▸ Given instruction
Pick out every line with the word "Langevik" and copy it.

Dataset entries:
-=-=-

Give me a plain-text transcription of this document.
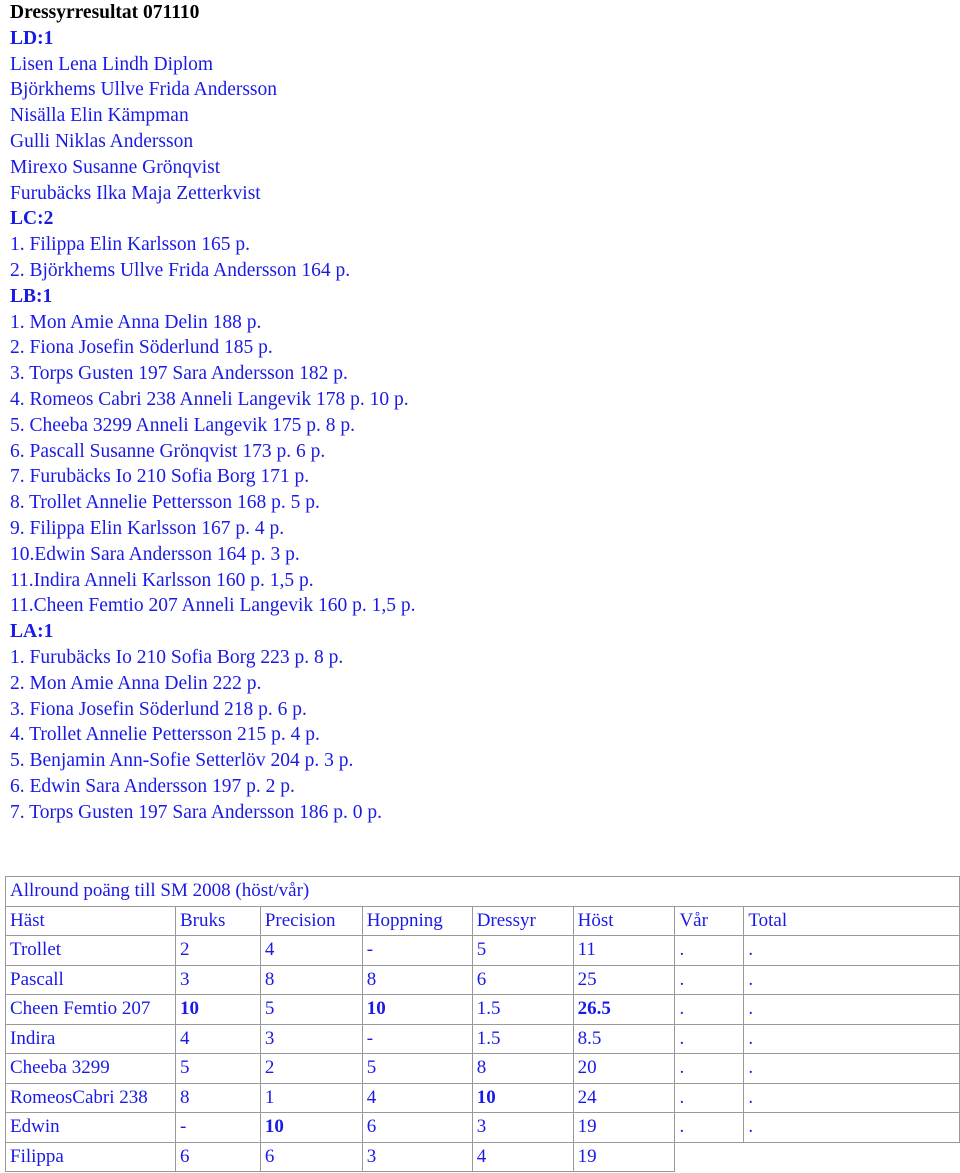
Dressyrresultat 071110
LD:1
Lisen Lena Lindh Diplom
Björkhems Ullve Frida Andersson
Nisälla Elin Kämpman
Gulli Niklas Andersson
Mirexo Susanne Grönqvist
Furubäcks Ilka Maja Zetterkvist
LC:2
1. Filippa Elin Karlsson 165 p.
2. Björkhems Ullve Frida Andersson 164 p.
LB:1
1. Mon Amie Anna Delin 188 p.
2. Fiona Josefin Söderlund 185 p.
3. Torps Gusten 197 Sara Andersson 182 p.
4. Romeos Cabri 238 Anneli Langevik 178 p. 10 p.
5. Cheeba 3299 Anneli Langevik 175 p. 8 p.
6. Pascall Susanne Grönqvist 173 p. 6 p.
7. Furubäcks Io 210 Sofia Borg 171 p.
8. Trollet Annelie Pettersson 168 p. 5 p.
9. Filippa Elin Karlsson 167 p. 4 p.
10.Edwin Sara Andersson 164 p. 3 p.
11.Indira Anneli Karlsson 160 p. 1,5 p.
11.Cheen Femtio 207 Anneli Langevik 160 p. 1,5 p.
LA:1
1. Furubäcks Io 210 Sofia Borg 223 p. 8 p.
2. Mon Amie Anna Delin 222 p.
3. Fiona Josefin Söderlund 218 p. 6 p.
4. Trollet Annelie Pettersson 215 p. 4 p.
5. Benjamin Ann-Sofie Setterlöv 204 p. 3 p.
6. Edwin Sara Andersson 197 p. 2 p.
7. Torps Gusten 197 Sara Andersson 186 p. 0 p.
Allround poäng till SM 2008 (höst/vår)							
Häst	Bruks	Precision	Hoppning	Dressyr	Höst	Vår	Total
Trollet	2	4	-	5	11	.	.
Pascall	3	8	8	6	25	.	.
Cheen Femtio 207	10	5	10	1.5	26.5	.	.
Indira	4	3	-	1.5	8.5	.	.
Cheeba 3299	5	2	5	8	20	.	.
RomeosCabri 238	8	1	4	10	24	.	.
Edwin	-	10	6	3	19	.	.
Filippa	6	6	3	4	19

-=-=-

▸ Answer to the task
4. Romeos Cabri 238 Anneli Langevik 178 p. 10 p.
5. Cheeba 3299 Anneli Langevik 175 p. 8 p.
11.Cheen Femtio 207 Anneli Langevik 160 p. 1,5 p.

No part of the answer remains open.